----- RECORD SET -----

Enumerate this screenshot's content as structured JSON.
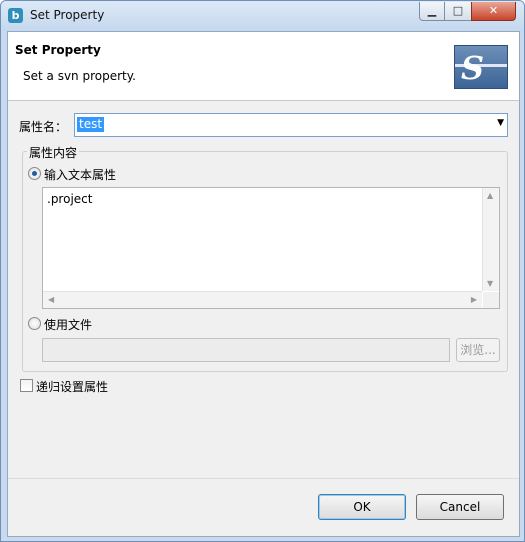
{
  "window": {
    "title": "Set Property",
    "app_icon": "b",
    "controls": {
      "minimize": "▁",
      "maximize": "□",
      "close": "✕"
    }
  },
  "header": {
    "title": "Set Property",
    "description": "Set a svn property.",
    "logo": "S"
  },
  "property": {
    "label": "属性名：",
    "value": "test"
  },
  "content_group": {
    "caption": "属性内容",
    "text_option_label": "输入文本属性",
    "text_value": ".project",
    "file_option_label": "使用文件",
    "file_value": "",
    "browse_label": "浏览..."
  },
  "recursive": {
    "label": "递归设置属性",
    "checked": false
  },
  "buttons": {
    "ok": "OK",
    "cancel": "Cancel"
  },
  "colors": {
    "selection": "#3399ff",
    "title_bar": "#c9daee",
    "close_button": "#c8442b"
  },
  "icons": {
    "app": "svn-app-icon",
    "logo": "svn-logo-icon",
    "dropdown": "dropdown-arrow-icon"
  }
}
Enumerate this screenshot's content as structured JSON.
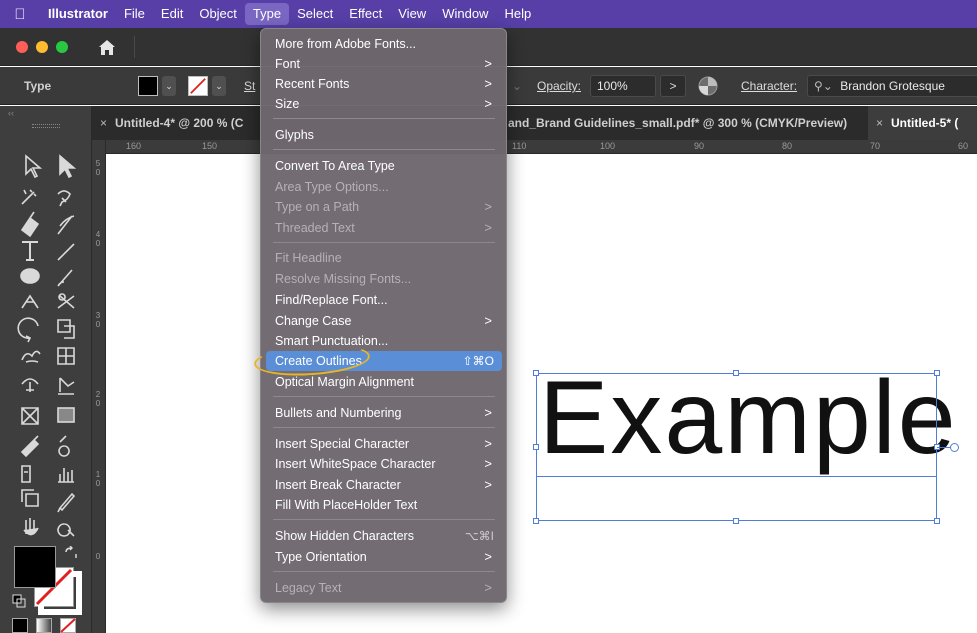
{
  "menubar": {
    "app": "Illustrator",
    "items": [
      "File",
      "Edit",
      "Object",
      "Type",
      "Select",
      "Effect",
      "View",
      "Window",
      "Help"
    ],
    "active_item": "Type"
  },
  "control_bar": {
    "type_label": "Type",
    "stroke_label_partial": "St",
    "opacity_label": "Opacity:",
    "opacity_value": "100%",
    "opacity_arrow": ">",
    "character_label": "Character:",
    "font_value": "Brandon Grotesque"
  },
  "tabs": {
    "tab1": "Untitled-4* @ 200 % (C",
    "tab2": "and_Brand Guidelines_small.pdf* @ 300 % (CMYK/Preview)",
    "tab3": "Untitled-5* (",
    "close_glyph": "×"
  },
  "ruler_h": [
    "160",
    "150",
    "110",
    "100",
    "90",
    "80",
    "70",
    "60"
  ],
  "ruler_v": [
    [
      "5",
      "0"
    ],
    [
      "4",
      "0"
    ],
    [
      "3",
      "0"
    ],
    [
      "2",
      "0"
    ],
    [
      "1",
      "0"
    ],
    [
      "0"
    ]
  ],
  "canvas": {
    "text": "Example",
    "colors": {
      "selection": "#4f7dd8",
      "annotation": "#e7b526"
    }
  },
  "type_menu": {
    "items": [
      {
        "label": "More from Adobe Fonts...",
        "enabled": true
      },
      {
        "label": "Font",
        "enabled": true,
        "submenu": true
      },
      {
        "label": "Recent Fonts",
        "enabled": true,
        "submenu": true
      },
      {
        "label": "Size",
        "enabled": true,
        "submenu": true
      },
      {
        "label": "Glyphs",
        "enabled": true
      },
      {
        "label": "Convert To Area Type",
        "enabled": true
      },
      {
        "label": "Area Type Options...",
        "enabled": false
      },
      {
        "label": "Type on a Path",
        "enabled": false,
        "submenu": true
      },
      {
        "label": "Threaded Text",
        "enabled": false,
        "submenu": true
      },
      {
        "label": "Fit Headline",
        "enabled": false
      },
      {
        "label": "Resolve Missing Fonts...",
        "enabled": false
      },
      {
        "label": "Find/Replace Font...",
        "enabled": true
      },
      {
        "label": "Change Case",
        "enabled": true,
        "submenu": true
      },
      {
        "label": "Smart Punctuation...",
        "enabled": true
      },
      {
        "label": "Create Outlines",
        "enabled": true,
        "shortcut": "⇧⌘O",
        "highlighted": true
      },
      {
        "label": "Optical Margin Alignment",
        "enabled": true
      },
      {
        "label": "Bullets and Numbering",
        "enabled": true,
        "submenu": true
      },
      {
        "label": "Insert Special Character",
        "enabled": true,
        "submenu": true
      },
      {
        "label": "Insert WhiteSpace Character",
        "enabled": true,
        "submenu": true
      },
      {
        "label": "Insert Break Character",
        "enabled": true,
        "submenu": true
      },
      {
        "label": "Fill With PlaceHolder Text",
        "enabled": true
      },
      {
        "label": "Show Hidden Characters",
        "enabled": true,
        "shortcut": "⌥⌘I"
      },
      {
        "label": "Type Orientation",
        "enabled": true,
        "submenu": true
      },
      {
        "label": "Legacy Text",
        "enabled": false,
        "submenu": true
      }
    ],
    "submenu_glyph": ">"
  }
}
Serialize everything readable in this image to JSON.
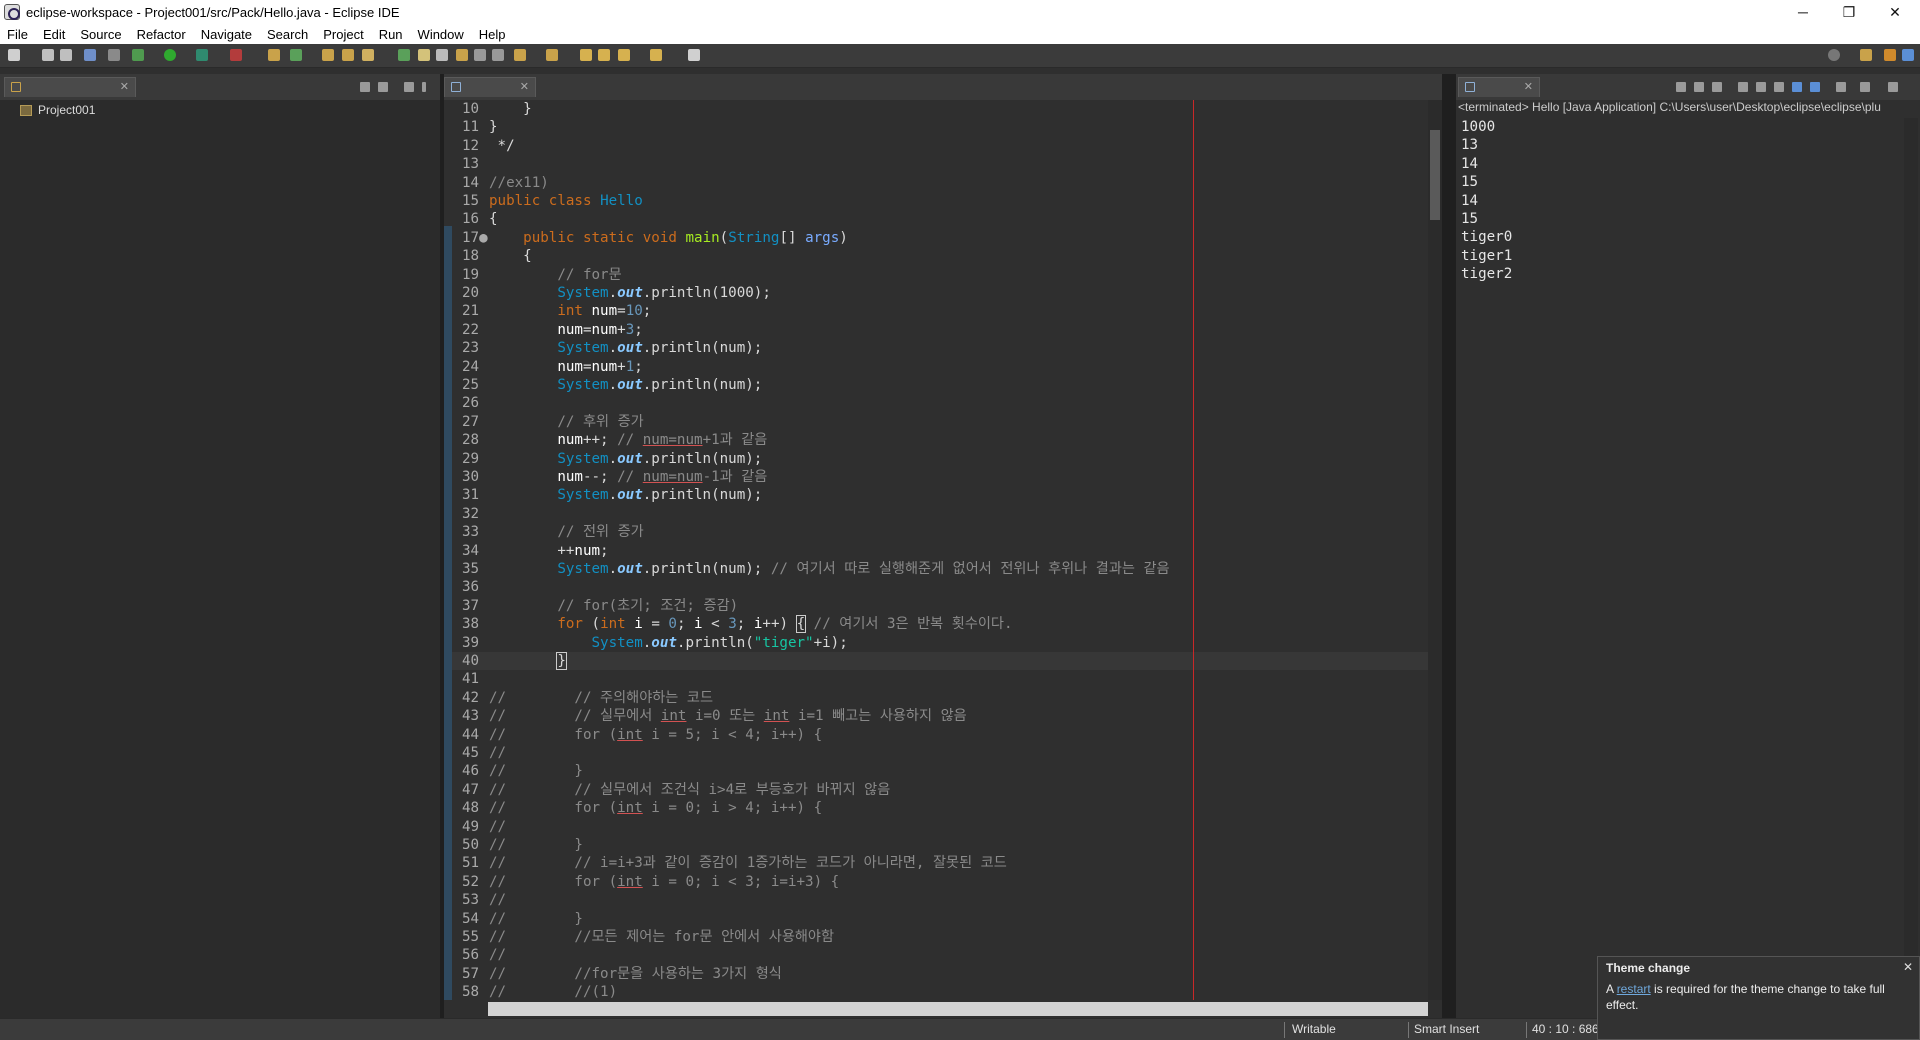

-----

Pictures in the records above are left out; print everything else exactly as written.

Enumerate this screenshot's content as structured JSON.
{
  "window": {
    "title": "Set Property",
    "app_icon": "b",
    "controls": {
      "minimize": "▁",
      "maximize": "□",
      "close": "✕"
    }
  },
  "header": {
    "title": "Set Property",
    "description": "Set a svn property.",
    "logo": "S"
  },
  "property": {
    "label": "属性名：",
    "value": "test"
  },
  "content_group": {
    "caption": "属性内容",
    "text_option_label": "输入文本属性",
    "text_value": ".project",
    "file_option_label": "使用文件",
    "file_value": "",
    "browse_label": "浏览..."
  },
  "recursive": {
    "label": "递归设置属性",
    "checked": false
  },
  "buttons": {
    "ok": "OK",
    "cancel": "Cancel"
  },
  "colors": {
    "selection": "#3399ff",
    "title_bar": "#c9daee",
    "close_button": "#c8442b"
  },
  "icons": {
    "app": "svn-app-icon",
    "logo": "svn-logo-icon",
    "dropdown": "dropdown-arrow-icon"
  }
}
Enumerate this screenshot's content as structured JSON.
{
  "menubar": {
    "app": "Illustrator",
    "items": [
      "File",
      "Edit",
      "Object",
      "Type",
      "Select",
      "Effect",
      "View",
      "Window",
      "Help"
    ],
    "active_item": "Type"
  },
  "control_bar": {
    "type_label": "Type",
    "stroke_label_partial": "St",
    "opacity_label": "Opacity:",
    "opacity_value": "100%",
    "opacity_arrow": ">",
    "character_label": "Character:",
    "font_value": "Brandon Grotesque"
  },
  "tabs": {
    "tab1": "Untitled-4* @ 200 % (C",
    "tab2": "and_Brand Guidelines_small.pdf* @ 300 % (CMYK/Preview)",
    "tab3": "Untitled-5* (",
    "close_glyph": "×"
  },
  "ruler_h": [
    "160",
    "150",
    "110",
    "100",
    "90",
    "80",
    "70",
    "60"
  ],
  "ruler_v": [
    [
      "5",
      "0"
    ],
    [
      "4",
      "0"
    ],
    [
      "3",
      "0"
    ],
    [
      "2",
      "0"
    ],
    [
      "1",
      "0"
    ],
    [
      "0"
    ]
  ],
  "canvas": {
    "text": "Example",
    "colors": {
      "selection": "#4f7dd8",
      "annotation": "#e7b526"
    }
  },
  "type_menu": {
    "items": [
      {
        "label": "More from Adobe Fonts...",
        "enabled": true
      },
      {
        "label": "Font",
        "enabled": true,
        "submenu": true
      },
      {
        "label": "Recent Fonts",
        "enabled": true,
        "submenu": true
      },
      {
        "label": "Size",
        "enabled": true,
        "submenu": true
      },
      {
        "label": "Glyphs",
        "enabled": true
      },
      {
        "label": "Convert To Area Type",
        "enabled": true
      },
      {
        "label": "Area Type Options...",
        "enabled": false
      },
      {
        "label": "Type on a Path",
        "enabled": false,
        "submenu": true
      },
      {
        "label": "Threaded Text",
        "enabled": false,
        "submenu": true
      },
      {
        "label": "Fit Headline",
        "enabled": false
      },
      {
        "label": "Resolve Missing Fonts...",
        "enabled": false
      },
      {
        "label": "Find/Replace Font...",
        "enabled": true
      },
      {
        "label": "Change Case",
        "enabled": true,
        "submenu": true
      },
      {
        "label": "Smart Punctuation...",
        "enabled": true
      },
      {
        "label": "Create Outlines",
        "enabled": true,
        "shortcut": "⇧⌘O",
        "highlighted": true
      },
      {
        "label": "Optical Margin Alignment",
        "enabled": true
      },
      {
        "label": "Bullets and Numbering",
        "enabled": true,
        "submenu": true
      },
      {
        "label": "Insert Special Character",
        "enabled": true,
        "submenu": true
      },
      {
        "label": "Insert WhiteSpace Character",
        "enabled": true,
        "submenu": true
      },
      {
        "label": "Insert Break Character",
        "enabled": true,
        "submenu": true
      },
      {
        "label": "Fill With PlaceHolder Text",
        "enabled": true
      },
      {
        "label": "Show Hidden Characters",
        "enabled": true,
        "shortcut": "⌥⌘I"
      },
      {
        "label": "Type Orientation",
        "enabled": true,
        "submenu": true
      },
      {
        "label": "Legacy Text",
        "enabled": false,
        "submenu": true
      }
    ],
    "submenu_glyph": ">"
  }
}
Serialize everything readable in this image to JSON.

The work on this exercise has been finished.